- [Written instruction]
Go through the entries below and retype them exactly, omitting each picture.

>> begin Dataset rows

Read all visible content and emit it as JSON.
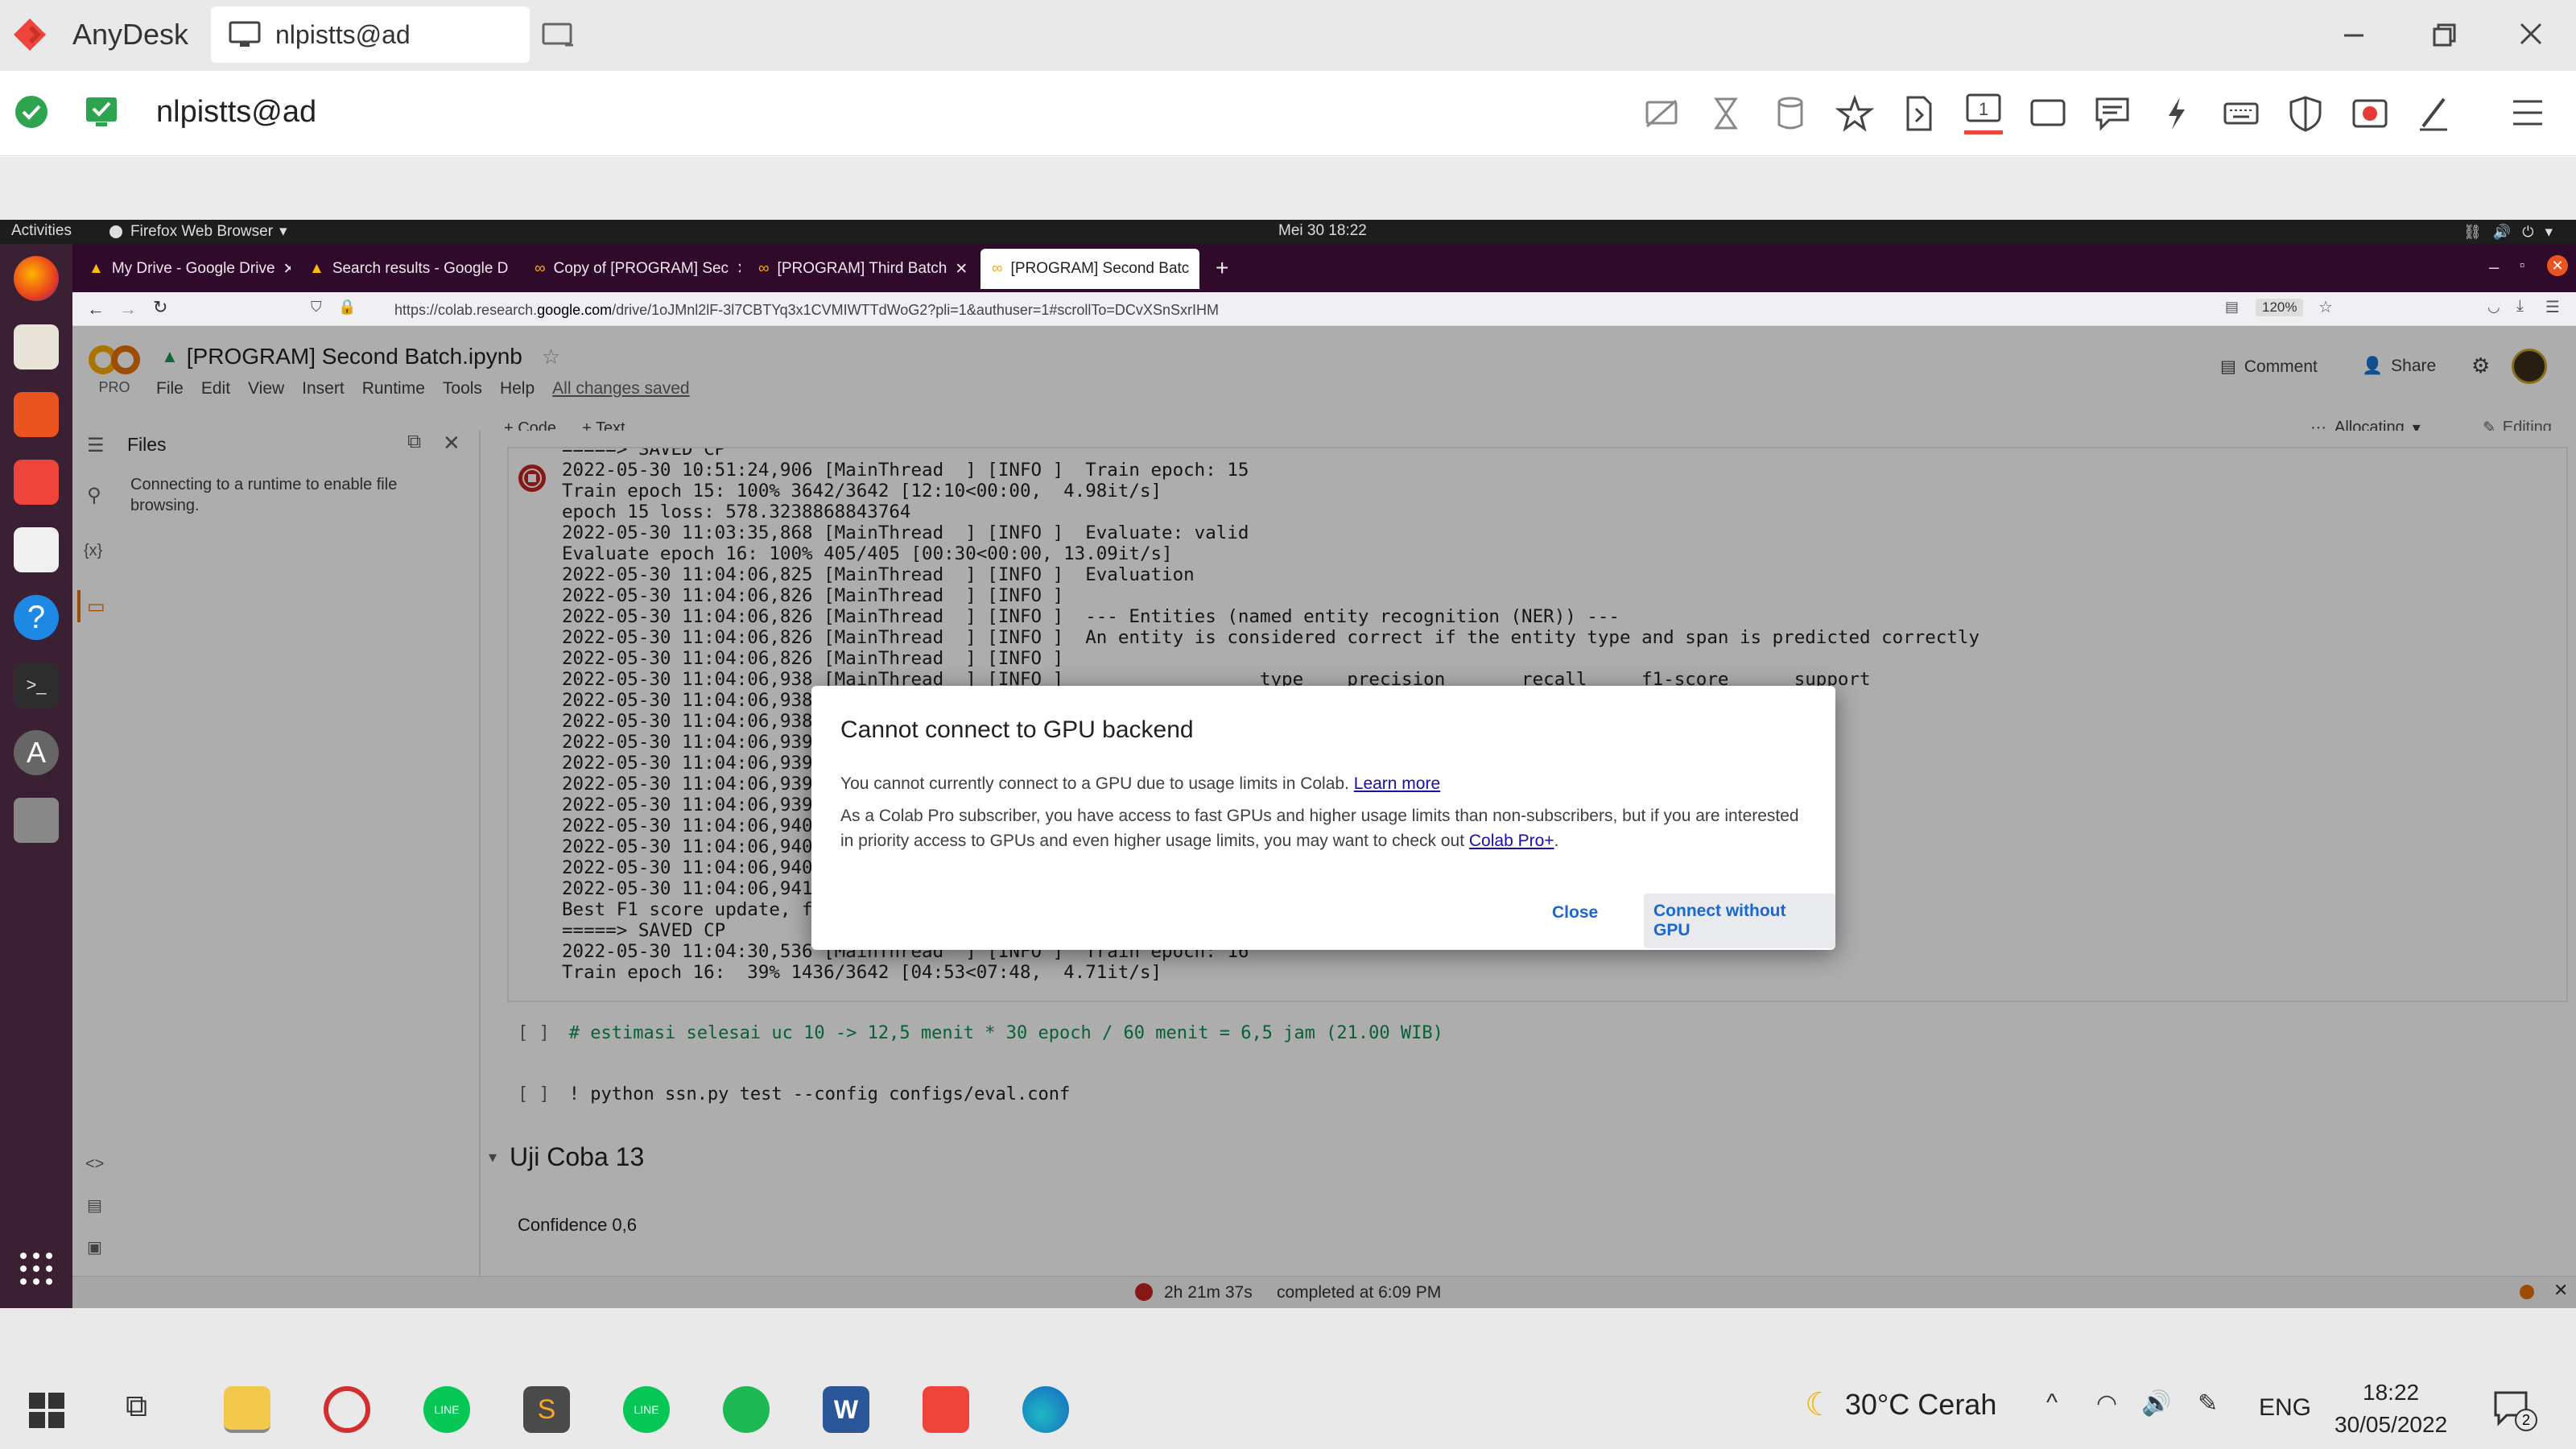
{
  "anydesk": {
    "app_name": "AnyDesk",
    "tab_label": "nlpistts@ad",
    "toolbar_address": "nlpistts@ad",
    "monitor_number": "1"
  },
  "ubuntu": {
    "activities": "Activities",
    "app_menu": "Firefox Web Browser",
    "clock": "Mei 30  18:22"
  },
  "firefox": {
    "tabs": [
      {
        "label": "My Drive - Google Drive"
      },
      {
        "label": "Search results - Google D"
      },
      {
        "label": "Copy of [PROGRAM] Sec"
      },
      {
        "label": "[PROGRAM] Third Batch"
      },
      {
        "label": "[PROGRAM] Second Batc"
      }
    ],
    "url_prefix": "https://colab.research.",
    "url_domain": "google.com",
    "url_rest": "/drive/1oJMnl2lF-3l7CBTYq3x1CVMIWTTdWoG2?pli=1&authuser=1#scrollTo=DCvXSnSxrIHM",
    "zoom": "120%"
  },
  "colab": {
    "notebook_title": "[PROGRAM] Second Batch.ipynb",
    "pro_label": "PRO",
    "menu": [
      "File",
      "Edit",
      "View",
      "Insert",
      "Runtime",
      "Tools",
      "Help"
    ],
    "saved_status": "All changes saved",
    "comment": "Comment",
    "share": "Share",
    "add_code": "+ Code",
    "add_text": "+ Text",
    "runtime_status": "Allocating",
    "editing": "Editing",
    "files_title": "Files",
    "files_message": "Connecting to a runtime to enable file browsing.",
    "variables_icon_text": "{x}",
    "output_lines": [
      "=====> SAVED CP",
      "2022-05-30 10:51:24,906 [MainThread  ] [INFO ]  Train epoch: 15",
      "Train epoch 15: 100% 3642/3642 [12:10<00:00,  4.98it/s]",
      "epoch 15 loss: 578.3238868843764",
      "2022-05-30 11:03:35,868 [MainThread  ] [INFO ]  Evaluate: valid",
      "Evaluate epoch 16: 100% 405/405 [00:30<00:00, 13.09it/s]",
      "2022-05-30 11:04:06,825 [MainThread  ] [INFO ]  Evaluation",
      "2022-05-30 11:04:06,826 [MainThread  ] [INFO ]",
      "2022-05-30 11:04:06,826 [MainThread  ] [INFO ]  --- Entities (named entity recognition (NER)) ---",
      "2022-05-30 11:04:06,826 [MainThread  ] [INFO ]  An entity is considered correct if the entity type and span is predicted correctly",
      "2022-05-30 11:04:06,826 [MainThread  ] [INFO ]",
      "2022-05-30 11:04:06,938 [MainThread  ] [INFO ]                  type    precision       recall     f1-score      support",
      "2022-05-30 11:04:06,938",
      "2022-05-30 11:04:06,938",
      "2022-05-30 11:04:06,939",
      "2022-05-30 11:04:06,939",
      "2022-05-30 11:04:06,939",
      "2022-05-30 11:04:06,939",
      "2022-05-30 11:04:06,940",
      "2022-05-30 11:04:06,940",
      "2022-05-30 11:04:06,940",
      "2022-05-30 11:04:06,941",
      "Best F1 score update, fr",
      "=====> SAVED CP",
      "2022-05-30 11:04:30,536 [MainThread  ] [INFO ]  Train epoch: 16",
      "Train epoch 16:  39% 1436/3642 [04:53<07:48,  4.71it/s]"
    ],
    "cell2_bracket": "[ ]",
    "cell2_code": "# estimasi selesai uc 10 -> 12,5 menit * 30 epoch / 60 menit = 6,5 jam (21.00 WIB)",
    "cell3_bracket": "[ ]",
    "cell3_code": "! python ssn.py test --config configs/eval.conf",
    "section_title": "Uji Coba 13",
    "section_text": "Confidence 0,6",
    "status_elapsed": "2h 21m 37s",
    "status_completed": "completed at 6:09 PM"
  },
  "dialog": {
    "title": "Cannot connect to GPU backend",
    "line1": "You cannot currently connect to a GPU due to usage limits in Colab.",
    "learn_more": "Learn more",
    "line2": "As a Colab Pro subscriber, you have access to fast GPUs and higher usage limits than non-subscribers, but if you are interested",
    "line3": "in priority access to GPUs and even higher usage limits, you may want to check out",
    "colab_pro_plus": "Colab Pro+",
    "line3_end": ".",
    "close": "Close",
    "connect_without_gpu": "Connect without GPU"
  },
  "taskbar": {
    "weather": "30°C  Cerah",
    "language": "ENG",
    "time": "18:22",
    "date": "30/05/2022",
    "notification_count": "2"
  },
  "colors": {
    "anydesk_red": "#ef443b",
    "colab_orange": "#f9ab00",
    "firefox_tabbar": "#2f0a2a",
    "dock": "#3b1f33",
    "link_blue": "#1a0dab",
    "button_blue": "#1967d2"
  }
}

>> end Dataset rows

- [Output of the exercise]
Read all visible content and emit it as JSON.
{
  "anydesk": {
    "app_name": "AnyDesk",
    "tab_label": "nlpistts@ad",
    "toolbar_address": "nlpistts@ad",
    "monitor_number": "1"
  },
  "ubuntu": {
    "activities": "Activities",
    "app_menu": "Firefox Web Browser",
    "clock": "Mei 30  18:22"
  },
  "firefox": {
    "tabs": [
      {
        "label": "My Drive - Google Drive"
      },
      {
        "label": "Search results - Google D"
      },
      {
        "label": "Copy of [PROGRAM] Sec"
      },
      {
        "label": "[PROGRAM] Third Batch"
      },
      {
        "label": "[PROGRAM] Second Batc"
      }
    ],
    "url_prefix": "https://colab.research.",
    "url_domain": "google.com",
    "url_rest": "/drive/1oJMnl2lF-3l7CBTYq3x1CVMIWTTdWoG2?pli=1&authuser=1#scrollTo=DCvXSnSxrIHM",
    "zoom": "120%"
  },
  "colab": {
    "notebook_title": "[PROGRAM] Second Batch.ipynb",
    "pro_label": "PRO",
    "menu": [
      "File",
      "Edit",
      "View",
      "Insert",
      "Runtime",
      "Tools",
      "Help"
    ],
    "saved_status": "All changes saved",
    "comment": "Comment",
    "share": "Share",
    "add_code": "+ Code",
    "add_text": "+ Text",
    "runtime_status": "Allocating",
    "editing": "Editing",
    "files_title": "Files",
    "files_message": "Connecting to a runtime to enable file browsing.",
    "variables_icon_text": "{x}",
    "output_lines": [
      "=====> SAVED CP",
      "2022-05-30 10:51:24,906 [MainThread  ] [INFO ]  Train epoch: 15",
      "Train epoch 15: 100% 3642/3642 [12:10<00:00,  4.98it/s]",
      "epoch 15 loss: 578.3238868843764",
      "2022-05-30 11:03:35,868 [MainThread  ] [INFO ]  Evaluate: valid",
      "Evaluate epoch 16: 100% 405/405 [00:30<00:00, 13.09it/s]",
      "2022-05-30 11:04:06,825 [MainThread  ] [INFO ]  Evaluation",
      "2022-05-30 11:04:06,826 [MainThread  ] [INFO ]",
      "2022-05-30 11:04:06,826 [MainThread  ] [INFO ]  --- Entities (named entity recognition (NER)) ---",
      "2022-05-30 11:04:06,826 [MainThread  ] [INFO ]  An entity is considered correct if the entity type and span is predicted correctly",
      "2022-05-30 11:04:06,826 [MainThread  ] [INFO ]",
      "2022-05-30 11:04:06,938 [MainThread  ] [INFO ]                  type    precision       recall     f1-score      support",
      "2022-05-30 11:04:06,938",
      "2022-05-30 11:04:06,938",
      "2022-05-30 11:04:06,939",
      "2022-05-30 11:04:06,939",
      "2022-05-30 11:04:06,939",
      "2022-05-30 11:04:06,939",
      "2022-05-30 11:04:06,940",
      "2022-05-30 11:04:06,940",
      "2022-05-30 11:04:06,940",
      "2022-05-30 11:04:06,941",
      "Best F1 score update, fr",
      "=====> SAVED CP",
      "2022-05-30 11:04:30,536 [MainThread  ] [INFO ]  Train epoch: 16",
      "Train epoch 16:  39% 1436/3642 [04:53<07:48,  4.71it/s]"
    ],
    "cell2_bracket": "[ ]",
    "cell2_code": "# estimasi selesai uc 10 -> 12,5 menit * 30 epoch / 60 menit = 6,5 jam (21.00 WIB)",
    "cell3_bracket": "[ ]",
    "cell3_code": "! python ssn.py test --config configs/eval.conf",
    "section_title": "Uji Coba 13",
    "section_text": "Confidence 0,6",
    "status_elapsed": "2h 21m 37s",
    "status_completed": "completed at 6:09 PM"
  },
  "dialog": {
    "title": "Cannot connect to GPU backend",
    "line1": "You cannot currently connect to a GPU due to usage limits in Colab.",
    "learn_more": "Learn more",
    "line2": "As a Colab Pro subscriber, you have access to fast GPUs and higher usage limits than non-subscribers, but if you are interested",
    "line3": "in priority access to GPUs and even higher usage limits, you may want to check out",
    "colab_pro_plus": "Colab Pro+",
    "line3_end": ".",
    "close": "Close",
    "connect_without_gpu": "Connect without GPU"
  },
  "taskbar": {
    "weather": "30°C  Cerah",
    "language": "ENG",
    "time": "18:22",
    "date": "30/05/2022",
    "notification_count": "2"
  },
  "colors": {
    "anydesk_red": "#ef443b",
    "colab_orange": "#f9ab00",
    "firefox_tabbar": "#2f0a2a",
    "dock": "#3b1f33",
    "link_blue": "#1a0dab",
    "button_blue": "#1967d2"
  }
}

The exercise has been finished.